• [THE REQUEST]:
Reproduce all of the data below without alteration; exclude every picture.

• [DATASET ENTRIES]:
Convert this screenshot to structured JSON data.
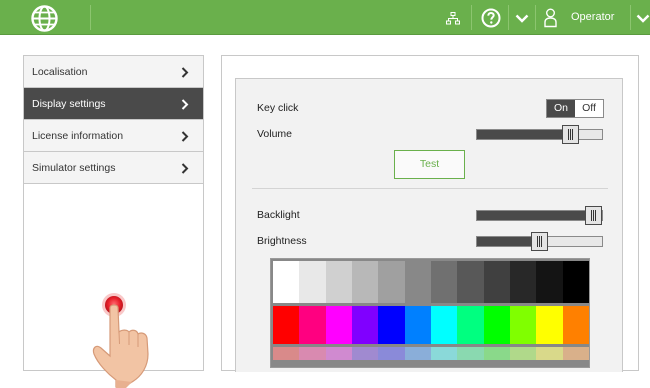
{
  "topbar": {
    "user_label": "Operator",
    "icons": [
      "globe-icon",
      "network-icon",
      "help-icon",
      "chevron-down-icon",
      "user-icon",
      "chevron-down-icon"
    ]
  },
  "menu": {
    "items": [
      {
        "label": "Localisation",
        "active": false
      },
      {
        "label": "Display settings",
        "active": true
      },
      {
        "label": "License information",
        "active": false
      },
      {
        "label": "Simulator settings",
        "active": false
      }
    ]
  },
  "display_settings": {
    "key_click": {
      "label": "Key click",
      "on_label": "On",
      "off_label": "Off",
      "value": "On"
    },
    "volume": {
      "label": "Volume",
      "value_fraction": 0.75
    },
    "test_button": "Test",
    "backlight": {
      "label": "Backlight",
      "value_fraction": 1.0
    },
    "brightness": {
      "label": "Brightness",
      "value_fraction": 0.5
    }
  },
  "palette": {
    "grayscale": [
      "#ffffff",
      "#e8e8e8",
      "#d0d0d0",
      "#b8b8b8",
      "#a0a0a0",
      "#888888",
      "#707070",
      "#585858",
      "#404040",
      "#282828",
      "#141414",
      "#000000"
    ],
    "saturated": [
      "#ff0000",
      "#ff0080",
      "#ff00ff",
      "#8000ff",
      "#0000ff",
      "#0080ff",
      "#00ffff",
      "#00ff80",
      "#00ff00",
      "#80ff00",
      "#ffff00",
      "#ff8000"
    ],
    "pastel": [
      "#d98a8a",
      "#d98ab0",
      "#d08ad0",
      "#a08ad0",
      "#8a8ad9",
      "#8aaed9",
      "#8ad9d9",
      "#8ad9b0",
      "#8ad98a",
      "#b0d98a",
      "#d9d98a",
      "#d9b08a"
    ]
  },
  "colors": {
    "accent": "#6ab04c",
    "active_menu": "#4a4a4a",
    "touch_indicator": "#e8202a"
  }
}
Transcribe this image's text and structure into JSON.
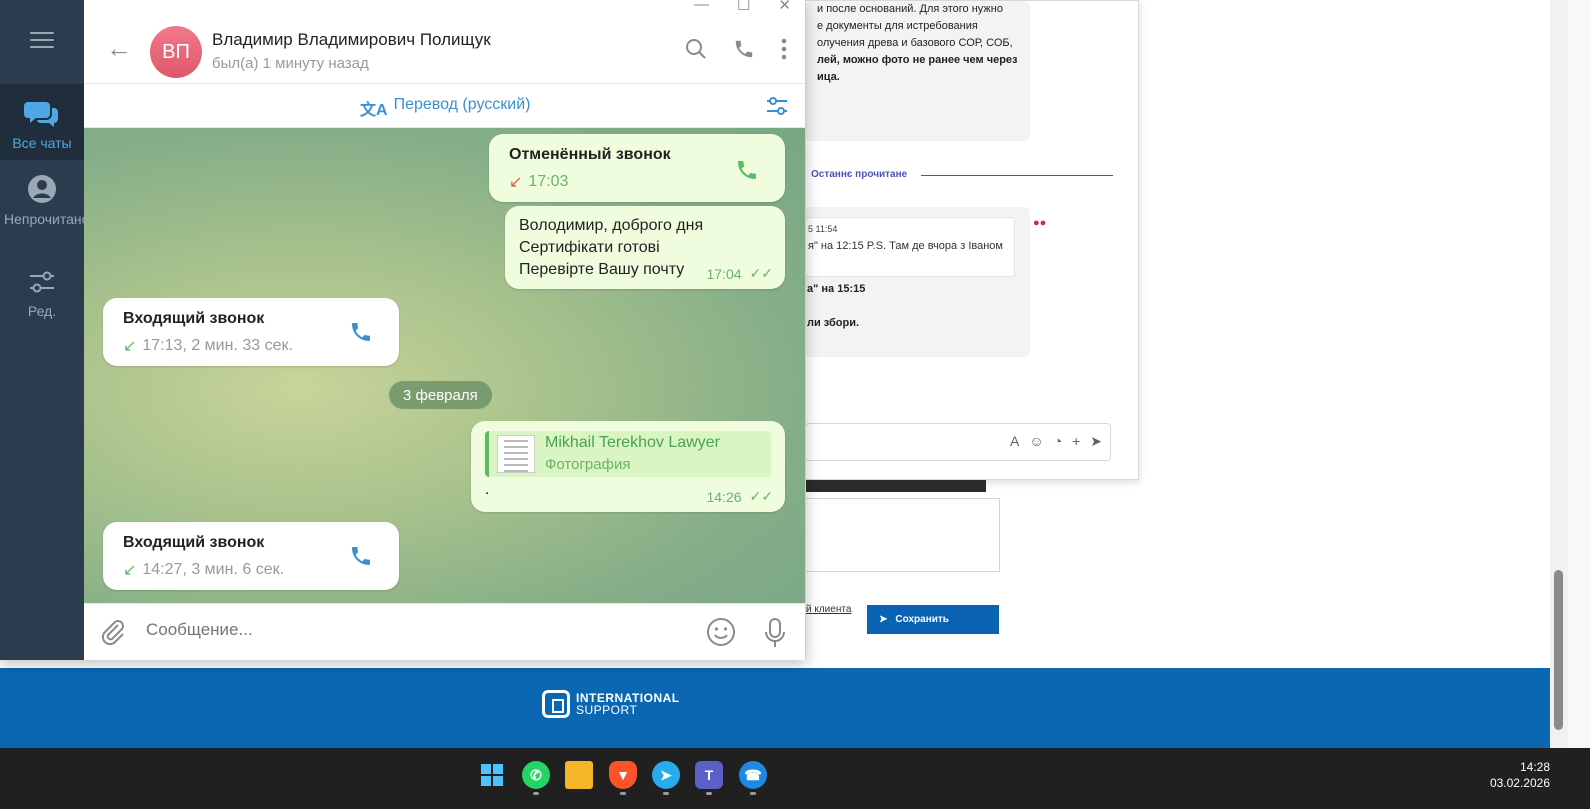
{
  "background_page": {
    "card1_lines": [
      "и после оснований. Для этого нужно",
      "е документы для истребования",
      "олучения древа и базового СОР, СОБ,",
      "лей, можно фото не ранее чем через",
      "ица."
    ],
    "divider_label": "Останнє прочитане",
    "quote_time": "5 11:54",
    "quote_text": "я\" на 12:15 P.S. Там де вчора з Іваном",
    "card2_bold1": "а\" на 15:15",
    "card2_bold2": "ли збори.",
    "client_link": "й клиента",
    "save_button": "Сохранить",
    "footer_logo_line1": "INTERNATIONAL",
    "footer_logo_line2": "SUPPORT"
  },
  "sidebar": {
    "items": [
      {
        "label": "Все чаты",
        "icon": "chats-icon"
      },
      {
        "label": "Непрочитано",
        "icon": "person-icon"
      },
      {
        "label": "Ред.",
        "icon": "sliders-icon"
      }
    ]
  },
  "header": {
    "avatar_initials": "ВП",
    "contact_name": "Владимир Владимирович Полищук",
    "contact_status": "был(а) 1 минуту назад"
  },
  "translate_bar": {
    "label": "Перевод (русский)"
  },
  "messages": {
    "m1_title": "Отменённый звонок",
    "m1_time": "17:03",
    "m2_line1": "Володимир, доброго дня",
    "m2_line2": "Сертифікати готові",
    "m2_line3": "Перевірте Вашу почту",
    "m2_time": "17:04",
    "m3_title": "Входящий звонок",
    "m3_meta": "17:13, 2 мин. 33 сек.",
    "date_separator": "3 февраля",
    "m4_sender": "Mikhail Terekhov Lawyer",
    "m4_type": "Фотография",
    "m4_text": ".",
    "m4_time": "14:26",
    "m5_title": "Входящий звонок",
    "m5_meta": "14:27, 3 мин. 6 сек."
  },
  "input": {
    "placeholder": "Сообщение..."
  },
  "taskbar": {
    "time": "14:28",
    "date": "03.02.2026"
  },
  "colors": {
    "accent": "#3a8fd4",
    "sidebar_bg": "#2b3c4f",
    "outgoing_bubble": "#effdde",
    "missed_call": "#e05a4a",
    "check_green": "#6fb16a"
  }
}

• [SOLUTION FOR THIS EXERCISE]:
Convert this screenshot to structured JSON data.
{
  "topbar": {
    "user_label": "Operator",
    "icons": [
      "globe-icon",
      "network-icon",
      "help-icon",
      "chevron-down-icon",
      "user-icon",
      "chevron-down-icon"
    ]
  },
  "menu": {
    "items": [
      {
        "label": "Localisation",
        "active": false
      },
      {
        "label": "Display settings",
        "active": true
      },
      {
        "label": "License information",
        "active": false
      },
      {
        "label": "Simulator settings",
        "active": false
      }
    ]
  },
  "display_settings": {
    "key_click": {
      "label": "Key click",
      "on_label": "On",
      "off_label": "Off",
      "value": "On"
    },
    "volume": {
      "label": "Volume",
      "value_fraction": 0.75
    },
    "test_button": "Test",
    "backlight": {
      "label": "Backlight",
      "value_fraction": 1.0
    },
    "brightness": {
      "label": "Brightness",
      "value_fraction": 0.5
    }
  },
  "palette": {
    "grayscale": [
      "#ffffff",
      "#e8e8e8",
      "#d0d0d0",
      "#b8b8b8",
      "#a0a0a0",
      "#888888",
      "#707070",
      "#585858",
      "#404040",
      "#282828",
      "#141414",
      "#000000"
    ],
    "saturated": [
      "#ff0000",
      "#ff0080",
      "#ff00ff",
      "#8000ff",
      "#0000ff",
      "#0080ff",
      "#00ffff",
      "#00ff80",
      "#00ff00",
      "#80ff00",
      "#ffff00",
      "#ff8000"
    ],
    "pastel": [
      "#d98a8a",
      "#d98ab0",
      "#d08ad0",
      "#a08ad0",
      "#8a8ad9",
      "#8aaed9",
      "#8ad9d9",
      "#8ad9b0",
      "#8ad98a",
      "#b0d98a",
      "#d9d98a",
      "#d9b08a"
    ]
  },
  "colors": {
    "accent": "#6ab04c",
    "active_menu": "#4a4a4a",
    "touch_indicator": "#e8202a"
  }
}
Transcribe this image's text and structure into JSON.
{
  "background_page": {
    "card1_lines": [
      "и после оснований. Для этого нужно",
      "е документы для истребования",
      "олучения древа и базового СОР, СОБ,",
      "лей, можно фото не ранее чем через",
      "ица."
    ],
    "divider_label": "Останнє прочитане",
    "quote_time": "5 11:54",
    "quote_text": "я\" на 12:15 P.S. Там де вчора з Іваном",
    "card2_bold1": "а\" на 15:15",
    "card2_bold2": "ли збори.",
    "client_link": "й клиента",
    "save_button": "Сохранить",
    "footer_logo_line1": "INTERNATIONAL",
    "footer_logo_line2": "SUPPORT"
  },
  "sidebar": {
    "items": [
      {
        "label": "Все чаты",
        "icon": "chats-icon"
      },
      {
        "label": "Непрочитано",
        "icon": "person-icon"
      },
      {
        "label": "Ред.",
        "icon": "sliders-icon"
      }
    ]
  },
  "header": {
    "avatar_initials": "ВП",
    "contact_name": "Владимир Владимирович Полищук",
    "contact_status": "был(а) 1 минуту назад"
  },
  "translate_bar": {
    "label": "Перевод (русский)"
  },
  "messages": {
    "m1_title": "Отменённый звонок",
    "m1_time": "17:03",
    "m2_line1": "Володимир, доброго дня",
    "m2_line2": "Сертифікати готові",
    "m2_line3": "Перевірте Вашу почту",
    "m2_time": "17:04",
    "m3_title": "Входящий звонок",
    "m3_meta": "17:13, 2 мин. 33 сек.",
    "date_separator": "3 февраля",
    "m4_sender": "Mikhail Terekhov Lawyer",
    "m4_type": "Фотография",
    "m4_text": ".",
    "m4_time": "14:26",
    "m5_title": "Входящий звонок",
    "m5_meta": "14:27, 3 мин. 6 сек."
  },
  "input": {
    "placeholder": "Сообщение..."
  },
  "taskbar": {
    "time": "14:28",
    "date": "03.02.2026"
  },
  "colors": {
    "accent": "#3a8fd4",
    "sidebar_bg": "#2b3c4f",
    "outgoing_bubble": "#effdde",
    "missed_call": "#e05a4a",
    "check_green": "#6fb16a"
  }
}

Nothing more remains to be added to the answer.